== Request ==
Transcribe all the entries word for word, omitting any pictures they contain.

[start of Supplied records]

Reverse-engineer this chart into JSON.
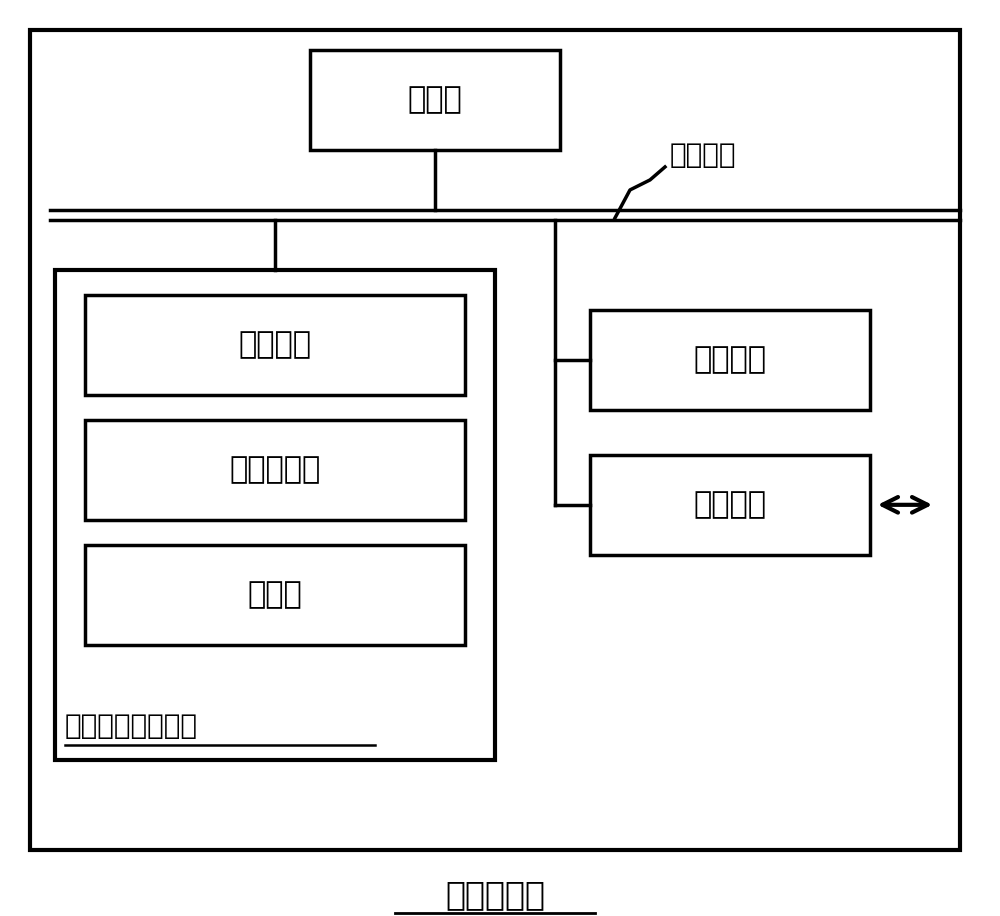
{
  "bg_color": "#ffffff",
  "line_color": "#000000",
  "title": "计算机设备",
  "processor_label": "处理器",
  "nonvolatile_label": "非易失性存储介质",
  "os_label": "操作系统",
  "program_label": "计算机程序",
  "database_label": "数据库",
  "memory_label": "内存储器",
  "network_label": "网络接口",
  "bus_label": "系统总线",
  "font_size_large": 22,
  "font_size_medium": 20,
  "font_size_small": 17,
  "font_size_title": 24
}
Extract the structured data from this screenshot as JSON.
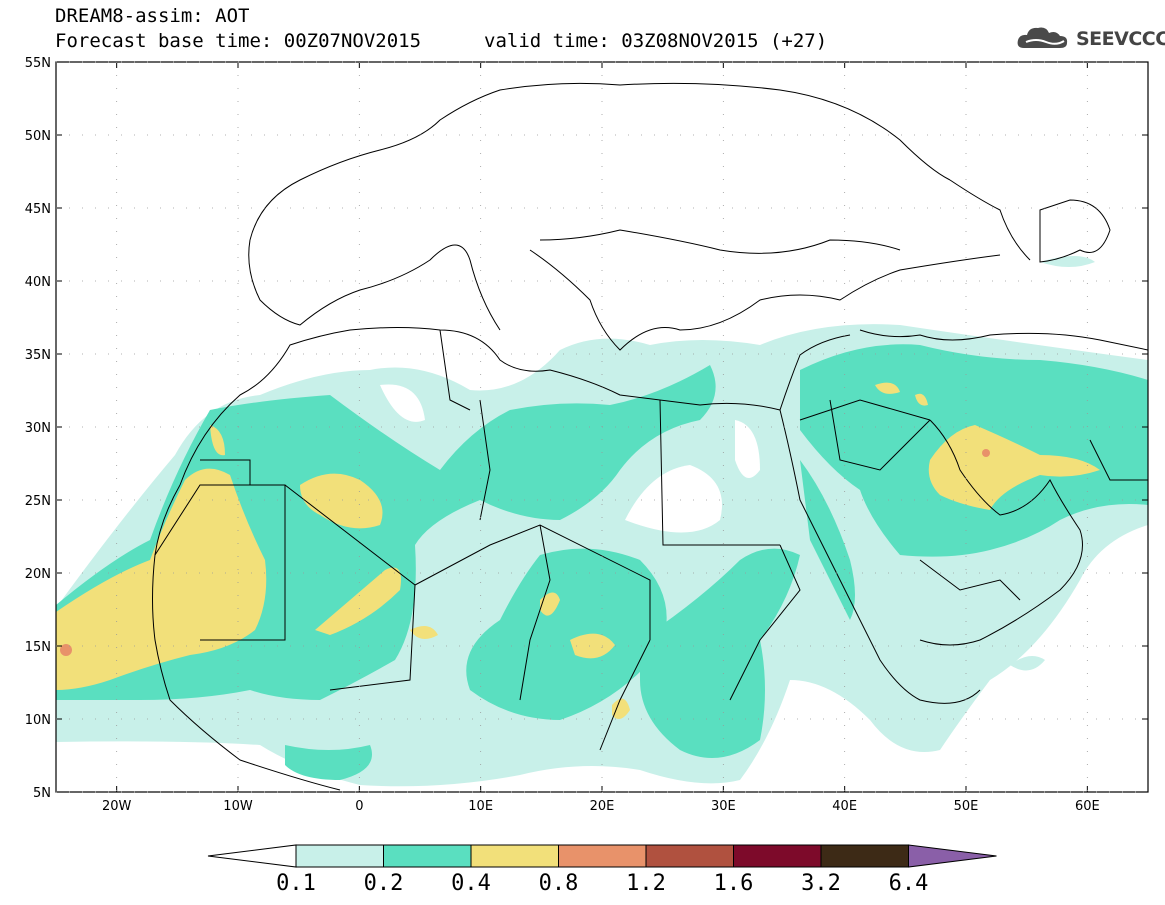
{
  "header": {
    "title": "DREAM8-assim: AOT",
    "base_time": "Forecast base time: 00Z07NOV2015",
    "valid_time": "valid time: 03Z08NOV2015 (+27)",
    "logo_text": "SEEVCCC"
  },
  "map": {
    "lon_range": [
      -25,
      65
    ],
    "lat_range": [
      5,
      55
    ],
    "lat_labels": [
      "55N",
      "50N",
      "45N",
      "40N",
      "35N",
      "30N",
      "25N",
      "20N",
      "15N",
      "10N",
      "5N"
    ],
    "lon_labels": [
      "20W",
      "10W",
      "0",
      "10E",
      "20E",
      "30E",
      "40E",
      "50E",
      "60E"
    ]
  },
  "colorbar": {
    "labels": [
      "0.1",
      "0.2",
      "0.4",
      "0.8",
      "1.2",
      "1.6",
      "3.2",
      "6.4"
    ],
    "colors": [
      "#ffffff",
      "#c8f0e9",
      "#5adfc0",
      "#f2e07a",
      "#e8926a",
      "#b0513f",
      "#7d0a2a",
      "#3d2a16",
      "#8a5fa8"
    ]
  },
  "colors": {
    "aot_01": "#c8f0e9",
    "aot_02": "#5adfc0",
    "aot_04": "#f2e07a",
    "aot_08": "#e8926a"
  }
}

[end of Supplied records]

== Task solution ==
Reverse-engineer this chart into JSON.
{
  "bg_color": "#ffffff",
  "line_color": "#000000",
  "title": "计算机设备",
  "processor_label": "处理器",
  "nonvolatile_label": "非易失性存储介质",
  "os_label": "操作系统",
  "program_label": "计算机程序",
  "database_label": "数据库",
  "memory_label": "内存储器",
  "network_label": "网络接口",
  "bus_label": "系统总线",
  "font_size_large": 22,
  "font_size_medium": 20,
  "font_size_small": 17,
  "font_size_title": 24
}
Extract the structured data from this screenshot as JSON.
{
  "header": {
    "title": "DREAM8-assim: AOT",
    "base_time": "Forecast base time: 00Z07NOV2015",
    "valid_time": "valid time: 03Z08NOV2015 (+27)",
    "logo_text": "SEEVCCC"
  },
  "map": {
    "lon_range": [
      -25,
      65
    ],
    "lat_range": [
      5,
      55
    ],
    "lat_labels": [
      "55N",
      "50N",
      "45N",
      "40N",
      "35N",
      "30N",
      "25N",
      "20N",
      "15N",
      "10N",
      "5N"
    ],
    "lon_labels": [
      "20W",
      "10W",
      "0",
      "10E",
      "20E",
      "30E",
      "40E",
      "50E",
      "60E"
    ]
  },
  "colorbar": {
    "labels": [
      "0.1",
      "0.2",
      "0.4",
      "0.8",
      "1.2",
      "1.6",
      "3.2",
      "6.4"
    ],
    "colors": [
      "#ffffff",
      "#c8f0e9",
      "#5adfc0",
      "#f2e07a",
      "#e8926a",
      "#b0513f",
      "#7d0a2a",
      "#3d2a16",
      "#8a5fa8"
    ]
  },
  "colors": {
    "aot_01": "#c8f0e9",
    "aot_02": "#5adfc0",
    "aot_04": "#f2e07a",
    "aot_08": "#e8926a"
  }
}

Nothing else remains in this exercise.